• Work instructions: Reproduce the listing below without any change.

• Data for this exercise:
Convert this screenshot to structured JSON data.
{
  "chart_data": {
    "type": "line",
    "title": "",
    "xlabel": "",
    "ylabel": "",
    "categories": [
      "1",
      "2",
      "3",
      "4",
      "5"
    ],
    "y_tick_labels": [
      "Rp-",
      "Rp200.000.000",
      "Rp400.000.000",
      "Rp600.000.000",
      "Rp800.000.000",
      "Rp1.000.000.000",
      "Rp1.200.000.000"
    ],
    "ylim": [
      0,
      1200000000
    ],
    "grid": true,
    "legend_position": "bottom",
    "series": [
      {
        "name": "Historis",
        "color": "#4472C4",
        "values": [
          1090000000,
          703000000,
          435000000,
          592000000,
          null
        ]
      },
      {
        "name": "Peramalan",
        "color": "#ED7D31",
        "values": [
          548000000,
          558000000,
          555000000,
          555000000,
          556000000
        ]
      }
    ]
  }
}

• Solution below:
Convert this screenshot to structured JSON data.
{
  "chart_data": {
    "type": "line",
    "title": "",
    "xlabel": "",
    "ylabel": "",
    "categories": [
      "1",
      "2",
      "3",
      "4",
      "5"
    ],
    "y_tick_labels": [
      "Rp-",
      "Rp200.000.000",
      "Rp400.000.000",
      "Rp600.000.000",
      "Rp800.000.000",
      "Rp1.000.000.000",
      "Rp1.200.000.000"
    ],
    "ylim": [
      0,
      1200000000
    ],
    "grid": true,
    "legend_position": "bottom",
    "series": [
      {
        "name": "Historis",
        "color": "#4472C4",
        "values": [
          1090000000,
          703000000,
          435000000,
          592000000,
          null
        ]
      },
      {
        "name": "Peramalan",
        "color": "#ED7D31",
        "values": [
          548000000,
          558000000,
          555000000,
          555000000,
          556000000
        ]
      }
    ]
  }
}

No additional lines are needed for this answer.